- **Records from a data collection**:
— Start —
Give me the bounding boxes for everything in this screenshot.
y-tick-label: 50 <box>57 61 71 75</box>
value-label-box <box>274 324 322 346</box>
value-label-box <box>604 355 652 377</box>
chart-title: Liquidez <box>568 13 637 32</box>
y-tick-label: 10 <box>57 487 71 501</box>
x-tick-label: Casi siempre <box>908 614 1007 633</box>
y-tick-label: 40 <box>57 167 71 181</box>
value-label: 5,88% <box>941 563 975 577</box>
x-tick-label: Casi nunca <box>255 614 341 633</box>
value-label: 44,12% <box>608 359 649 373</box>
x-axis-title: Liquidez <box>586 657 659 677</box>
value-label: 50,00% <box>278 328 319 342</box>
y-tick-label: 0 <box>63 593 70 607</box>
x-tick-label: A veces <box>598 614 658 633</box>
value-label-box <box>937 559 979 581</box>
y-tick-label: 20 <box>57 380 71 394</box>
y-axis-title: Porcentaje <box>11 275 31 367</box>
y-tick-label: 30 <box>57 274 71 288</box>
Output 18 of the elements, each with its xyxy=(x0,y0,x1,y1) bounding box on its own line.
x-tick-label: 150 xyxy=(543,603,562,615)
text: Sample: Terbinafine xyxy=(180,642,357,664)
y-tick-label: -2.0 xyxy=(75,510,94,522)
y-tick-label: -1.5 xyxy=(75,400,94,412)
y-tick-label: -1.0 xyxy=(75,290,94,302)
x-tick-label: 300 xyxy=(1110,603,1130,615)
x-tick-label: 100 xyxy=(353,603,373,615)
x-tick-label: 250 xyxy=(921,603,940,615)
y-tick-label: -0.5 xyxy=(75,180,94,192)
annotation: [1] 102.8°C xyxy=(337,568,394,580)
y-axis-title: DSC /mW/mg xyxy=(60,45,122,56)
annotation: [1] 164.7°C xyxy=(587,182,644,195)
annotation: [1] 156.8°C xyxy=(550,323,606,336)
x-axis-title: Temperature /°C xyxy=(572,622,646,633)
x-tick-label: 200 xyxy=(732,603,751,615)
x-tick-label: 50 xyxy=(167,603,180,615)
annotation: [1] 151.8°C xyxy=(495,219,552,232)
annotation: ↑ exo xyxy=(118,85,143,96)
— End —
- **GIVEN PROBLEM**: Pick out every line in the records above that contains the string "title", treating uppercase and lowercase as different.

- **SOLUTION**:
chart-title: Liquidez <box>568 13 637 32</box>
x-axis-title: Liquidez <box>586 657 659 677</box>
y-axis-title: Porcentaje <box>11 275 31 367</box>
y-axis-title: DSC /mW/mg xyxy=(60,45,122,56)
x-axis-title: Temperature /°C xyxy=(572,622,646,633)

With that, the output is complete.